::: Records supplied :::
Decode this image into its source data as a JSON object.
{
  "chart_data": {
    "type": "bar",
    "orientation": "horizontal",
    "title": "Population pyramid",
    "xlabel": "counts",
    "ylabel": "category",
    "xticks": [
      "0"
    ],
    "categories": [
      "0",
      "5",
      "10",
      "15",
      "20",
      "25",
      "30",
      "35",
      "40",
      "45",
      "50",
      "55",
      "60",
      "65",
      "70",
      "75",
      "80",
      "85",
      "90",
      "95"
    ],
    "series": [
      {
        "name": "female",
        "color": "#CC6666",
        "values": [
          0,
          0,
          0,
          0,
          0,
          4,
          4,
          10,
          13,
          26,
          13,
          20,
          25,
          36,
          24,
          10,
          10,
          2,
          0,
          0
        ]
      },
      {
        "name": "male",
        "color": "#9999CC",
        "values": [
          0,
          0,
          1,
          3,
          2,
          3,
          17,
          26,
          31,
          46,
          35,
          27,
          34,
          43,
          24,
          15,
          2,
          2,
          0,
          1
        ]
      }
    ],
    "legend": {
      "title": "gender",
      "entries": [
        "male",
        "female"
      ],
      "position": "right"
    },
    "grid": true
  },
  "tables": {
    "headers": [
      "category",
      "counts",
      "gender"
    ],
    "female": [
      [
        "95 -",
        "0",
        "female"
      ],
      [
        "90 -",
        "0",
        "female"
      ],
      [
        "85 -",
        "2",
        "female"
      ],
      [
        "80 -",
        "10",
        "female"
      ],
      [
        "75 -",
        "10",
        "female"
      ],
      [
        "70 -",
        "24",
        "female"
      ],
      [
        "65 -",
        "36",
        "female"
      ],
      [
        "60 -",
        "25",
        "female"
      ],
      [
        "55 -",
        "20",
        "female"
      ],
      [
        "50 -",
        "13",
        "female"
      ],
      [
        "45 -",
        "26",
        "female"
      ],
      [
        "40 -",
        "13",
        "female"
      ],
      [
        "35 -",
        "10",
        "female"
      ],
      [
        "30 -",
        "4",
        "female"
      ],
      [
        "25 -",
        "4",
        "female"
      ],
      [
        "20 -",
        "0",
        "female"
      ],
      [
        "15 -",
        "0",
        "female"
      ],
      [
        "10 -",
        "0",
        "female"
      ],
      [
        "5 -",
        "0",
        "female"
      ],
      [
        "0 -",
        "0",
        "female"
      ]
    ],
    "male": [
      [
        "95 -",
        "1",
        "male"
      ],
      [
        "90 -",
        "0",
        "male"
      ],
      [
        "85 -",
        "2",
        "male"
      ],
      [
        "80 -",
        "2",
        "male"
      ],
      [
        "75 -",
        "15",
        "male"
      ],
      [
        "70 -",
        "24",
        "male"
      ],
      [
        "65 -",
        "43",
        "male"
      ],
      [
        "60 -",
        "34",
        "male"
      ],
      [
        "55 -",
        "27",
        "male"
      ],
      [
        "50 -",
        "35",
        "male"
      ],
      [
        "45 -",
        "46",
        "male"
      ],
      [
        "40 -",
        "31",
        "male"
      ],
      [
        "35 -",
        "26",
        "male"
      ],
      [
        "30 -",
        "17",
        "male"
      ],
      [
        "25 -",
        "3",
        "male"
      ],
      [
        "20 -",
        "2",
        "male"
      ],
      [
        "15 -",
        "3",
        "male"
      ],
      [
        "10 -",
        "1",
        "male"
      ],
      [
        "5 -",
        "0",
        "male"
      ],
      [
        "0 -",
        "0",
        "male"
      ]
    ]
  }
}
:::
## Requirements:
Transcribe all of the material exactly. Omit nothing.

## Answer for the task:
Decode this image into its source data as a JSON object.
{
  "chart_data": {
    "type": "bar",
    "orientation": "horizontal",
    "title": "Population pyramid",
    "xlabel": "counts",
    "ylabel": "category",
    "xticks": [
      "0"
    ],
    "categories": [
      "0",
      "5",
      "10",
      "15",
      "20",
      "25",
      "30",
      "35",
      "40",
      "45",
      "50",
      "55",
      "60",
      "65",
      "70",
      "75",
      "80",
      "85",
      "90",
      "95"
    ],
    "series": [
      {
        "name": "female",
        "color": "#CC6666",
        "values": [
          0,
          0,
          0,
          0,
          0,
          4,
          4,
          10,
          13,
          26,
          13,
          20,
          25,
          36,
          24,
          10,
          10,
          2,
          0,
          0
        ]
      },
      {
        "name": "male",
        "color": "#9999CC",
        "values": [
          0,
          0,
          1,
          3,
          2,
          3,
          17,
          26,
          31,
          46,
          35,
          27,
          34,
          43,
          24,
          15,
          2,
          2,
          0,
          1
        ]
      }
    ],
    "legend": {
      "title": "gender",
      "entries": [
        "male",
        "female"
      ],
      "position": "right"
    },
    "grid": true
  },
  "tables": {
    "headers": [
      "category",
      "counts",
      "gender"
    ],
    "female": [
      [
        "95 -",
        "0",
        "female"
      ],
      [
        "90 -",
        "0",
        "female"
      ],
      [
        "85 -",
        "2",
        "female"
      ],
      [
        "80 -",
        "10",
        "female"
      ],
      [
        "75 -",
        "10",
        "female"
      ],
      [
        "70 -",
        "24",
        "female"
      ],
      [
        "65 -",
        "36",
        "female"
      ],
      [
        "60 -",
        "25",
        "female"
      ],
      [
        "55 -",
        "20",
        "female"
      ],
      [
        "50 -",
        "13",
        "female"
      ],
      [
        "45 -",
        "26",
        "female"
      ],
      [
        "40 -",
        "13",
        "female"
      ],
      [
        "35 -",
        "10",
        "female"
      ],
      [
        "30 -",
        "4",
        "female"
      ],
      [
        "25 -",
        "4",
        "female"
      ],
      [
        "20 -",
        "0",
        "female"
      ],
      [
        "15 -",
        "0",
        "female"
      ],
      [
        "10 -",
        "0",
        "female"
      ],
      [
        "5 -",
        "0",
        "female"
      ],
      [
        "0 -",
        "0",
        "female"
      ]
    ],
    "male": [
      [
        "95 -",
        "1",
        "male"
      ],
      [
        "90 -",
        "0",
        "male"
      ],
      [
        "85 -",
        "2",
        "male"
      ],
      [
        "80 -",
        "2",
        "male"
      ],
      [
        "75 -",
        "15",
        "male"
      ],
      [
        "70 -",
        "24",
        "male"
      ],
      [
        "65 -",
        "43",
        "male"
      ],
      [
        "60 -",
        "34",
        "male"
      ],
      [
        "55 -",
        "27",
        "male"
      ],
      [
        "50 -",
        "35",
        "male"
      ],
      [
        "45 -",
        "46",
        "male"
      ],
      [
        "40 -",
        "31",
        "male"
      ],
      [
        "35 -",
        "26",
        "male"
      ],
      [
        "30 -",
        "17",
        "male"
      ],
      [
        "25 -",
        "3",
        "male"
      ],
      [
        "20 -",
        "2",
        "male"
      ],
      [
        "15 -",
        "3",
        "male"
      ],
      [
        "10 -",
        "1",
        "male"
      ],
      [
        "5 -",
        "0",
        "male"
      ],
      [
        "0 -",
        "0",
        "male"
      ]
    ]
  }
}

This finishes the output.